Given instruction A
Copy the section of the tribute to Carl Jacobs that begins with the words "I first met Carl during" and ends with "express myself fully.", word for word.

# start of Text passage

Honouring Carl Jacobs
By Dr Selwyn R. Cudjoe
March 19, 2019
"If anyone should have been awarded a national award for journalism it is Carl Jacobs."
—Jones P Maderia
I AM not too sure where I first met Carl Jacobs. However, he was instrumental in making me the writer I am today.
I want to thank him for that and to acknowledge his contribution to the newspaper industry of Trinidad & Tobago and the Caribbean when the newspaper was a major avenue of providing information to the public and offering opinions and editorials that set the tone of the society.
I submitted my first article to the Trinidad Guardian when I was a student at Fordham University. There, in the stifling heat of a New York summer I penned an article, "Black Power, Its Explanation and Trinidad Connections," that was published on August 14, 1966. I was titled a "Special Correspondent" from Brooklyn, New York.
My next article was a description of Sparrow's appearance at Carnegie Hall. Imagine my delight at seeing my name in print in our national newspapers. Carl was instrumental in giving me those opportunities to write in the Guardian. From that point on, we formed a strong friendship that flourished over the years.
I left Trinidad in 1964 and revisited home in the summer of 1968. I was on a United States student visa and was only allowed to return to the United States to continue my education because of the generosity of Dr "Poui" Awon, a Port of Spain dentist, who sponsored my last year at university. I received my first degree in 1969; thereafter I was awarded a presidential scholarship to do a master's degree programme at Fordham.
By 1971 I had written for the Curved Horn, my university newspaper, served as a columnist for the Amsterdam News and the Manhattan Tribune, and had contributed to Liberator Magazine and Black World, previously the Negro Digest, that was published by Johnston Publishing in Chicago. It also published Ebony and Jet magazines.
I first met Carl during my visit to Trinidad in 1968. His easy demeanour and folksy manner immediately attracted me. He liked my radical manner and I loved his scholarly and curious mind. We hit it off right away. Years later a friend referred to him as conservative, but I never found him to be so. We read and shared many books together; he guided my writing and encouraged me to express myself fully.

# end of Text passage
# start of Working data

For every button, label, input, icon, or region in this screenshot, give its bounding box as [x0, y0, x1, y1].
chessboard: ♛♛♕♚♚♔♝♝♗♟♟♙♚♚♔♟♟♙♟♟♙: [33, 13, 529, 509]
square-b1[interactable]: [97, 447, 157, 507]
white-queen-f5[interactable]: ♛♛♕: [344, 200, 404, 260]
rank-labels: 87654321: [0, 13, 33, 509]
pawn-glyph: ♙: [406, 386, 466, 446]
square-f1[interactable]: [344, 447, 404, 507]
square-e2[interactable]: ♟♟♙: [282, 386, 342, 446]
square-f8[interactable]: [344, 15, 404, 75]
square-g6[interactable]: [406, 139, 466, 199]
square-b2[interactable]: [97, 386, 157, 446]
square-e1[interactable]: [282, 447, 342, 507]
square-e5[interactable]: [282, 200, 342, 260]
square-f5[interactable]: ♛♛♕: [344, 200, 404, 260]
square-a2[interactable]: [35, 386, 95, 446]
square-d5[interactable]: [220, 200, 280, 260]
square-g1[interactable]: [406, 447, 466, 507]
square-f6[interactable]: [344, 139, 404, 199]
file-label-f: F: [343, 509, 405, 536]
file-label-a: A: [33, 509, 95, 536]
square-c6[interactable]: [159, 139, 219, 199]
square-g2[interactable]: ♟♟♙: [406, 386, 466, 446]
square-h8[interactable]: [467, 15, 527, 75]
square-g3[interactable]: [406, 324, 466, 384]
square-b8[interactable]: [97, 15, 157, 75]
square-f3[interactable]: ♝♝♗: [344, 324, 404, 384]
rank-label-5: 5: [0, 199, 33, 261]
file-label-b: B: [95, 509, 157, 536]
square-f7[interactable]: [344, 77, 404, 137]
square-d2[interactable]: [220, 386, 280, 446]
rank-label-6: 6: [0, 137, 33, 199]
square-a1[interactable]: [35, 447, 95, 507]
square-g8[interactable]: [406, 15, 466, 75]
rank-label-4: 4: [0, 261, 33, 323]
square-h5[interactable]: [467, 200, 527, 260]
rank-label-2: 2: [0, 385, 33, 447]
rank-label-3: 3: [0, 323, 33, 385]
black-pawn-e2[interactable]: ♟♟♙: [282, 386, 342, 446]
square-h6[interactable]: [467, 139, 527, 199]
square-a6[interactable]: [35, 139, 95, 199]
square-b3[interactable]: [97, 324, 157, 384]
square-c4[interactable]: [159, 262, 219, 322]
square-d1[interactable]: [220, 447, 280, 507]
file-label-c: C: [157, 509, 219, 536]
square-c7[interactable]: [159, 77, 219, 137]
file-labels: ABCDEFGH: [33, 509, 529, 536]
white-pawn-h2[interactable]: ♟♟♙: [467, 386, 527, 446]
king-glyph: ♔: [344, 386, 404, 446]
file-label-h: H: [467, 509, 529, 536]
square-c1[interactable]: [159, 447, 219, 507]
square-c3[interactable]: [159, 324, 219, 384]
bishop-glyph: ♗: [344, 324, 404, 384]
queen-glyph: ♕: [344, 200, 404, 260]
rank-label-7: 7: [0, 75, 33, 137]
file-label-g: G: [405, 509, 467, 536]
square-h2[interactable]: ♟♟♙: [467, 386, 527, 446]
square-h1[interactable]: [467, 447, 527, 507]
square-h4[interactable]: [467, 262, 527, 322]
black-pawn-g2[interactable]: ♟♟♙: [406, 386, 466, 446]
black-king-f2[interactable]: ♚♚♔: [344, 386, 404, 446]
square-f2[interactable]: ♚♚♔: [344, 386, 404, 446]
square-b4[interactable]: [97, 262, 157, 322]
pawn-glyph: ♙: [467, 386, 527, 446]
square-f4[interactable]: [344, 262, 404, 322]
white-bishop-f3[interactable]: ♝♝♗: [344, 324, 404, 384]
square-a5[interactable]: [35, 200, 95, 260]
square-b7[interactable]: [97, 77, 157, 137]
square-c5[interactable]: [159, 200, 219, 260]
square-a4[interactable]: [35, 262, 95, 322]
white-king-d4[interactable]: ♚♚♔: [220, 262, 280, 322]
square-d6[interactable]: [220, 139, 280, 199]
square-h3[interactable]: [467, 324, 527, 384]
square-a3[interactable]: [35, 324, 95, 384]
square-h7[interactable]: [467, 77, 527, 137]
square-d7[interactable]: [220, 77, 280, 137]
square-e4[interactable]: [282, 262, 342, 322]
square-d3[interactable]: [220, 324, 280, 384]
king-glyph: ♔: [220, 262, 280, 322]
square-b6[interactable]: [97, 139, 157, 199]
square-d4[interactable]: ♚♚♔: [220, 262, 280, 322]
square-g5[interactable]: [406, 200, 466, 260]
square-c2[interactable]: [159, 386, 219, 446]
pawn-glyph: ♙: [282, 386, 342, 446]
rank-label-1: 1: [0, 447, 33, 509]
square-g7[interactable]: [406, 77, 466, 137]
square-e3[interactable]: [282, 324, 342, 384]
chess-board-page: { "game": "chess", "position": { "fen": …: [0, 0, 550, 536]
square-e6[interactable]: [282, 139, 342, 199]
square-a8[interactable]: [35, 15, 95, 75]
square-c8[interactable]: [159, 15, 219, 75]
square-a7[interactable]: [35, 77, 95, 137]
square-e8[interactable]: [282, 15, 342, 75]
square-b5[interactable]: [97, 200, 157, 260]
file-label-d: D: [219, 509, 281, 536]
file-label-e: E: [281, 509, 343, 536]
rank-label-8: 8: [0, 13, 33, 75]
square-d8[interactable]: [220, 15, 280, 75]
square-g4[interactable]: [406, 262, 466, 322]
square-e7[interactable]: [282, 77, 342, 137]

# end of Working data

Given instruction B
Repeat the listing verbatim from its very first line up to and including the line containing "white-queen-f5[interactable]: ♛♛♕: [344, 200, 404, 260]", and give nothing beyond those lines.

Full output A
I first met Carl during my visit to Trinidad in 1968. His easy demeanour and folksy manner immediately attracted me. He liked my radical manner and I loved his scholarly and curious mind. We hit it off right away. Years later a friend referred to him as conservative, but I never found him to be so. We read and shared many books together; he guided my writing and encouraged me to express myself fully.

Full output B
For every button, label, input, icon, or region in this screenshot, give its bounding box as [x0, y0, x1, y1].
chessboard: ♛♛♕♚♚♔♝♝♗♟♟♙♚♚♔♟♟♙♟♟♙: [33, 13, 529, 509]
square-b1[interactable]: [97, 447, 157, 507]
white-queen-f5[interactable]: ♛♛♕: [344, 200, 404, 260]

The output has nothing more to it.